* [EXERCISE DIRECTIONS] Isolate every line in the data with the string "from" and copy it.

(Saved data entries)

* * *

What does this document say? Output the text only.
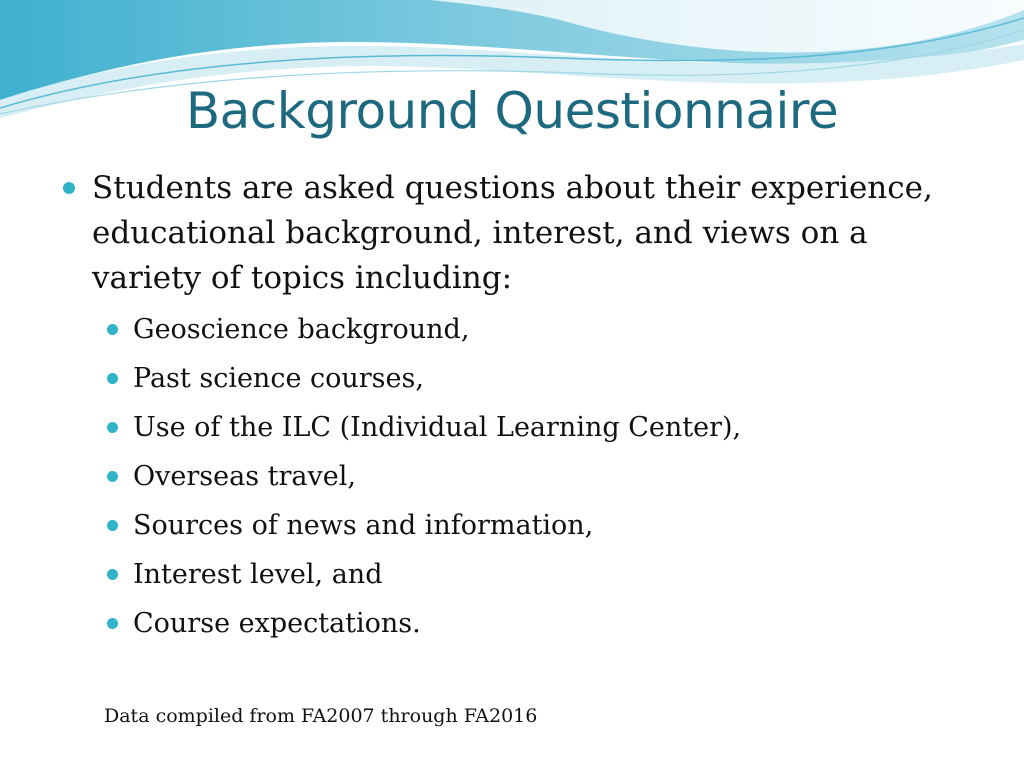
Background Questionnaire
Students are asked questions about their experience, educational background, interest, and views on a variety of topics including:
Geoscience background,
Past science courses,
Use of the ILC (Individual Learning Center),
Overseas travel,
Sources of news and information,
Interest level, and
Course expectations.
Data compiled from FA2007 through FA2016
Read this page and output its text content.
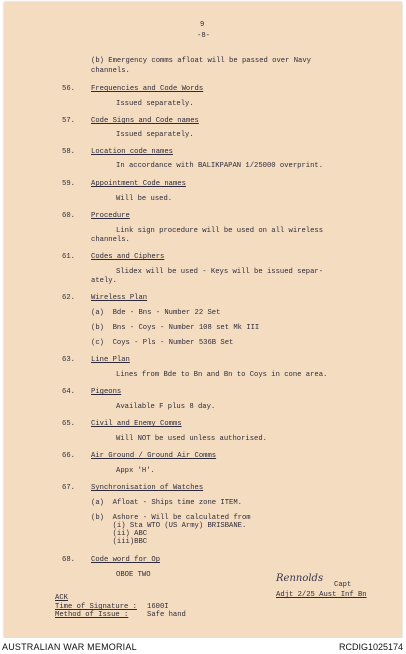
9
-8-
(b) Emergency comms afloat will be passed over Navy
channels.
56. Frequencies and Code Words
Issued separately.
57. Code Signs and Code names
Issued separately.
58. Location code names
In accordance with BALIKPAPAN 1/25000 overprint.
59. Appointment Code names
Will be used.
60. Procedure
Link sign procedure will be used on all wireless
channels.
61. Codes and Ciphers
Slidex will be used - Keys will be issued separ-
ately.
62. Wireless Plan
(a)  Bde - Bns - Number 22 Set
(b)  Bns - Coys - Number 108 set Mk III
(c)  Coys - Pls - Number 536B Set
63. Line Plan
Lines from Bde to Bn and Bn to Coys in cone area.
64. Pigeons
Available F plus 8 day.
65. Civil and Enemy Comms
Will NOT be used unless authorised.
66. Air Ground / Ground Air Comms
Appx 'H'.
67. Synchronisation of Watches
(a)  Afloat - Ships time zone ITEM.
(b)  Ashore - Will be calculated from
(i) Sta WTO (US Army) BRISBANE.
(ii) ABC
(iii)BBC
68. Code word for Op
OBOE TWO	Rennolds
Capt
Adjt 2/25 Aust Inf Bn
ACK
Time of Signature : 1600I
Method of Issue :	Safe hand
AUSTRALIAN WAR MEMORIAL	RCDIG1025174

* * *

* [SOLUTION TO THE PROBLEM]
Data compiled from FA2007 through FA2016
Lines from Bde to Bn and Bn to Coys in cone area.
(b)  Ashore - Will be calculated from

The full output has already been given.